TASK DATA:

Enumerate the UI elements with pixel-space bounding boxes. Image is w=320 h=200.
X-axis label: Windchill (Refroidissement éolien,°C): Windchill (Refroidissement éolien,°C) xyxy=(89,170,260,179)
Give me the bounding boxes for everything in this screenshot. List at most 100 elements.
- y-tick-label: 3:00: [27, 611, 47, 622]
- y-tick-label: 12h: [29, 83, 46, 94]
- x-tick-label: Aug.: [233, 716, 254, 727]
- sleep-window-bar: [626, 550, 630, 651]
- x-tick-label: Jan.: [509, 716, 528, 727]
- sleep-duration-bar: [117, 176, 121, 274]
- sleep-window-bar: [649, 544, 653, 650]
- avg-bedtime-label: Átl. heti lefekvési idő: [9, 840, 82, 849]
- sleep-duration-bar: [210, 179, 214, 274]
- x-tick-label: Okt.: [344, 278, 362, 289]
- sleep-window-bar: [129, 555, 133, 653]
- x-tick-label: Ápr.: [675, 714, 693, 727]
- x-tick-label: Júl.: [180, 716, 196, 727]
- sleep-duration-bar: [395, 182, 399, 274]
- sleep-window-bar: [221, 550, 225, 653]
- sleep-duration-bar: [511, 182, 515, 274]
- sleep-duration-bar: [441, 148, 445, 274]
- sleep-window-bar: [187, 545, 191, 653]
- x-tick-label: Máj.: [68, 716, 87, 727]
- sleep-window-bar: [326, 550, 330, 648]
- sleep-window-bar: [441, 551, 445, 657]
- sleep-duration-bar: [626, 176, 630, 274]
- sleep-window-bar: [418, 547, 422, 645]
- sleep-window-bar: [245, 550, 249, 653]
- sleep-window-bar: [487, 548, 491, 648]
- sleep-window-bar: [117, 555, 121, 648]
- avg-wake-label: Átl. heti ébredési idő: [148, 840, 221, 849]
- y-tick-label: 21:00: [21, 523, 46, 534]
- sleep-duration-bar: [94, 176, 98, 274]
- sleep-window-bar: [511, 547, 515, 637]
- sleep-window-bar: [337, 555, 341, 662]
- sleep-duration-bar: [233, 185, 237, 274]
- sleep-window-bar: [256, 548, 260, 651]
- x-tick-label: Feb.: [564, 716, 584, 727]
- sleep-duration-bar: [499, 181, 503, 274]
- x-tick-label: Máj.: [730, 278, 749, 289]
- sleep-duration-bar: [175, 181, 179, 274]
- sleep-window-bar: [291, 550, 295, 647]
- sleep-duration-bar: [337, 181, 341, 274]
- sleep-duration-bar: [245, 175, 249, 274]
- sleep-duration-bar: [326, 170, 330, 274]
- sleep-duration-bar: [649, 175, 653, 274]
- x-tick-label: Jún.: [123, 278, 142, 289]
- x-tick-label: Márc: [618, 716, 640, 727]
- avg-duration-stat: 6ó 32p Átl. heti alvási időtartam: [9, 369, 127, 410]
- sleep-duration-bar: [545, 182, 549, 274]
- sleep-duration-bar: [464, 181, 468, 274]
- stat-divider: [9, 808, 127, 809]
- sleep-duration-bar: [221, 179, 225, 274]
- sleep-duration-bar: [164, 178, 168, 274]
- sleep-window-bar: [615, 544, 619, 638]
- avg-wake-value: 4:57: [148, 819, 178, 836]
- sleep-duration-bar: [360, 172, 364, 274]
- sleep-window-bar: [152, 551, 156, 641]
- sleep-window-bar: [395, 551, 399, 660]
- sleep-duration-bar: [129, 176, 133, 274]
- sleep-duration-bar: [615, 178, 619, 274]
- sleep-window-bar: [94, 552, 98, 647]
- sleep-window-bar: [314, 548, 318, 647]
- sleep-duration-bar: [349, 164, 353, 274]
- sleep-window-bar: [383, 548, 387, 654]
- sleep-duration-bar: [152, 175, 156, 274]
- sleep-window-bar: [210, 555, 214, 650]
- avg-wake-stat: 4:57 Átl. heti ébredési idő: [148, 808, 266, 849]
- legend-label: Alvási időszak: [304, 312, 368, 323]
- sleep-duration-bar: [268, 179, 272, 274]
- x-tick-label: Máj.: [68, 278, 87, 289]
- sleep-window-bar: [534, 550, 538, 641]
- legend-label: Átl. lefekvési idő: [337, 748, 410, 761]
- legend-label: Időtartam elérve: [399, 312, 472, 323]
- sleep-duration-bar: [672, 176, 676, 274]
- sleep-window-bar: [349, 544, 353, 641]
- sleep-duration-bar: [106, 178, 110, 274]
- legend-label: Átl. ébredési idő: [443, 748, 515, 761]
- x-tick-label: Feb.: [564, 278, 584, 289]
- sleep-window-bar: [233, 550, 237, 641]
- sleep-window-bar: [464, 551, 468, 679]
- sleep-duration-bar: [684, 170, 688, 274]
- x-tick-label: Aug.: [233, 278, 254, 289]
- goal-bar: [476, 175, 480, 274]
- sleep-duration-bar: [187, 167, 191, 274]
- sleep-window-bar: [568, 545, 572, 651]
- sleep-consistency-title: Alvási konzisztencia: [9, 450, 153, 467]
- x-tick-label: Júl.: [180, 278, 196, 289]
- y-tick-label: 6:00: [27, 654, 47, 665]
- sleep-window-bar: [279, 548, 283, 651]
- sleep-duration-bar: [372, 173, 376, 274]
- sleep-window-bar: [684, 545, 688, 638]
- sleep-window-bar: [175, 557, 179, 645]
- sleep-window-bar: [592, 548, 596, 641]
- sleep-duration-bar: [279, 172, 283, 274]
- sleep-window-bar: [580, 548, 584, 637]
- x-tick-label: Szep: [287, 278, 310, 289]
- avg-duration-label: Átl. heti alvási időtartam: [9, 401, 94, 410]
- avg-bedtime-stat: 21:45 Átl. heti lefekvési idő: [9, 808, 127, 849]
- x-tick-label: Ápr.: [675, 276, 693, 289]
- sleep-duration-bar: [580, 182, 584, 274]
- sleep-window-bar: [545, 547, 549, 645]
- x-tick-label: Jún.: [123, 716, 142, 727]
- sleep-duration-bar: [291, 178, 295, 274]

STATED GOAL: Convert everything from the first of the lines above down to the line containing "- sleep-window-bar: [117, 555, 121, 648]", inclusive, into a Markdown table with a column named No. for the row number and a column named Entry for the line, skipping any blank lines.

RESPONSE BELOW:
| No. | Entry |
|---|---|
| 1 | Enumerate the UI elements with pixel-space bounding boxes. Image is w=320 h=200. |
| 2 | X-axis label: Windchill (Refroidissement éolien,°C): Windchill (Refroidissement éolien,°C) xyxy=(89,170,260,179) |
| 3 | Give me the bounding boxes for everything in this screenshot. List at most 100 elements. |
| 4 | - y-tick-label: 3:00: [27, 611, 47, 622] |
| 5 | - y-tick-label: 12h: [29, 83, 46, 94] |
| 6 | - x-tick-label: Aug.: [233, 716, 254, 727] |
| 7 | - sleep-window-bar: [626, 550, 630, 651] |
| 8 | - x-tick-label: Jan.: [509, 716, 528, 727] |
| 9 | - sleep-duration-bar: [117, 176, 121, 274] |
| 10 | - sleep-window-bar: [649, 544, 653, 650] |
| 11 | - avg-bedtime-label: Átl. heti lefekvési idő: [9, 840, 82, 849] |
| 12 | - sleep-duration-bar: [210, 179, 214, 274] |
| 13 | - x-tick-label: Okt.: [344, 278, 362, 289] |
| 14 | - sleep-window-bar: [129, 555, 133, 653] |
| 15 | - x-tick-label: Ápr.: [675, 714, 693, 727] |
| 16 | - x-tick-label: Júl.: [180, 716, 196, 727] |
| 17 | - sleep-duration-bar: [395, 182, 399, 274] |
| 18 | - sleep-window-bar: [221, 550, 225, 653] |
| 19 | - sleep-duration-bar: [511, 182, 515, 274] |
| 20 | - sleep-duration-bar: [441, 148, 445, 274] |
| 21 | - sleep-window-bar: [187, 545, 191, 653] |
| 22 | - x-tick-label: Máj.: [68, 716, 87, 727] |
| 23 | - sleep-window-bar: [326, 550, 330, 648] |
| 24 | - sleep-window-bar: [441, 551, 445, 657] |
| 25 | - sleep-duration-bar: [626, 176, 630, 274] |
| 26 | - sleep-window-bar: [418, 547, 422, 645] |
| 27 | - sleep-window-bar: [245, 550, 249, 653] |
| 28 | - sleep-window-bar: [487, 548, 491, 648] |
| 29 | - sleep-window-bar: [117, 555, 121, 648] |